# Aangeleverde gegevens
------------------------------------------------------------------------

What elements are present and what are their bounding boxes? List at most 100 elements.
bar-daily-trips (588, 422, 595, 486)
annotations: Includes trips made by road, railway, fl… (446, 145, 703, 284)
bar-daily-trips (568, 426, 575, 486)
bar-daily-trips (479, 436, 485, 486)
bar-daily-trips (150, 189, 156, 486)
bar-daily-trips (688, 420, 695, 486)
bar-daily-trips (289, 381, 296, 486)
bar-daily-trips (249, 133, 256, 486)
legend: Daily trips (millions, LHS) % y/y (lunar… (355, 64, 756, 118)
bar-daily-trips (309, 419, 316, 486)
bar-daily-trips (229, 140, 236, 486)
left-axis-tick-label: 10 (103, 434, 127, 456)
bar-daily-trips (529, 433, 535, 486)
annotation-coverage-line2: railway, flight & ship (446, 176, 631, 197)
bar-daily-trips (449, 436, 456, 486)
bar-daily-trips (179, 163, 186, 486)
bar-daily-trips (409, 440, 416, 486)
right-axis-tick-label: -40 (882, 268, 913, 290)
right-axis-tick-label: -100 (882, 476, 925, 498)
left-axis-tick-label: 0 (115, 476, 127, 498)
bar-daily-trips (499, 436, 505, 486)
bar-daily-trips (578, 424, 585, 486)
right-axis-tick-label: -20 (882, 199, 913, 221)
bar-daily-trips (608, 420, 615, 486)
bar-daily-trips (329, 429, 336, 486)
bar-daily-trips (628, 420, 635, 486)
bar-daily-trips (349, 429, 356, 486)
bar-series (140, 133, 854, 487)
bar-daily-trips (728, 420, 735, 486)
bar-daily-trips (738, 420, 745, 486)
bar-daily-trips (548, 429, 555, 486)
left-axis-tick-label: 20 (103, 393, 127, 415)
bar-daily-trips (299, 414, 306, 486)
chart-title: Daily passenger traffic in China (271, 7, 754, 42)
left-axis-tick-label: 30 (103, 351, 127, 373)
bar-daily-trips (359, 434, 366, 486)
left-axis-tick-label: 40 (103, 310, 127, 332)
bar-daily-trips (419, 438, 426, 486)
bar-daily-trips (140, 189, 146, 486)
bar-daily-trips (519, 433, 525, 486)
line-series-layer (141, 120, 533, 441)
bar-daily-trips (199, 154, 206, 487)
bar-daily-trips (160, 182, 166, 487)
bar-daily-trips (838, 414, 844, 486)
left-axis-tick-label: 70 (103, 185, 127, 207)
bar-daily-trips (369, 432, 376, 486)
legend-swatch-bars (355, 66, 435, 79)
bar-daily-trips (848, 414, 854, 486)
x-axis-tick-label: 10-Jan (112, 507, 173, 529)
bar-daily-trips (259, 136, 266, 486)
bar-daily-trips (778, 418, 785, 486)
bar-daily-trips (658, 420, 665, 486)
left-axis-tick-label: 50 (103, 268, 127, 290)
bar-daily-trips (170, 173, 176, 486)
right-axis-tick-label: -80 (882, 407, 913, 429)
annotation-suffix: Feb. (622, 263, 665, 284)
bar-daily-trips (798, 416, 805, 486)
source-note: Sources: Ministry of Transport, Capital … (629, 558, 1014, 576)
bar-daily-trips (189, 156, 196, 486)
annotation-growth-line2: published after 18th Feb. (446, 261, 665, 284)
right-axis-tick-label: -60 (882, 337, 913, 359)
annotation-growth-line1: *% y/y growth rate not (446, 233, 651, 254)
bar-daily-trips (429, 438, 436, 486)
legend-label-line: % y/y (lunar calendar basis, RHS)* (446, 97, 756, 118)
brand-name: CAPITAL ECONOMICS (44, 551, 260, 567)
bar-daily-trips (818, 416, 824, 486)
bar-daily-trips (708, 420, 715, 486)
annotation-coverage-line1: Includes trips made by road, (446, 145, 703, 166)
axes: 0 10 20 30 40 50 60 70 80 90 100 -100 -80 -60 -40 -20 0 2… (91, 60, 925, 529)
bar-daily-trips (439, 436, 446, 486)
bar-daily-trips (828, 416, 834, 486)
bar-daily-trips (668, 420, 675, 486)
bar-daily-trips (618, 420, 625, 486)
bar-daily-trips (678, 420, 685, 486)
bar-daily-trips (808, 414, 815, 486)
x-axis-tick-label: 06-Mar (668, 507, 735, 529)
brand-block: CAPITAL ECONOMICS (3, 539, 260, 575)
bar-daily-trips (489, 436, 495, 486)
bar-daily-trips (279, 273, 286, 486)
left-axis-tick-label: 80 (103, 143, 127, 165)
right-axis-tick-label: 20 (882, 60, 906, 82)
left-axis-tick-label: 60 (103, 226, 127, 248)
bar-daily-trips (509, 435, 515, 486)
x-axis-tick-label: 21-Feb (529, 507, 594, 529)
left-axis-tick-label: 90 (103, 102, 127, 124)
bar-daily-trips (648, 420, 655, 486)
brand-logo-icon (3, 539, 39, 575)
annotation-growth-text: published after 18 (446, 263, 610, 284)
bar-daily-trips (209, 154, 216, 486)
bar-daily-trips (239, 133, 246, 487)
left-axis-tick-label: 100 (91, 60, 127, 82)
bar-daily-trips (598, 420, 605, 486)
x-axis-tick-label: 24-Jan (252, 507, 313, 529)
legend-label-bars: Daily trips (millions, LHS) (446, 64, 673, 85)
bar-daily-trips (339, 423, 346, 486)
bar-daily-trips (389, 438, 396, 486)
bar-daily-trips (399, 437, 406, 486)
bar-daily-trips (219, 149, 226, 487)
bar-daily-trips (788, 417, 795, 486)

------------------------------------------------------------------------

# Het doel
Herhaal woord voor woord de regels vanaf het begin van het materiaal tot en met de regel met "bar-daily-trips (568, 426, 575, 486)".

# De oplossing
What elements are present and what are their bounding boxes? List at most 100 elements.
bar-daily-trips (588, 422, 595, 486)
annotations: Includes trips made by road, railway, fl… (446, 145, 703, 284)
bar-daily-trips (568, 426, 575, 486)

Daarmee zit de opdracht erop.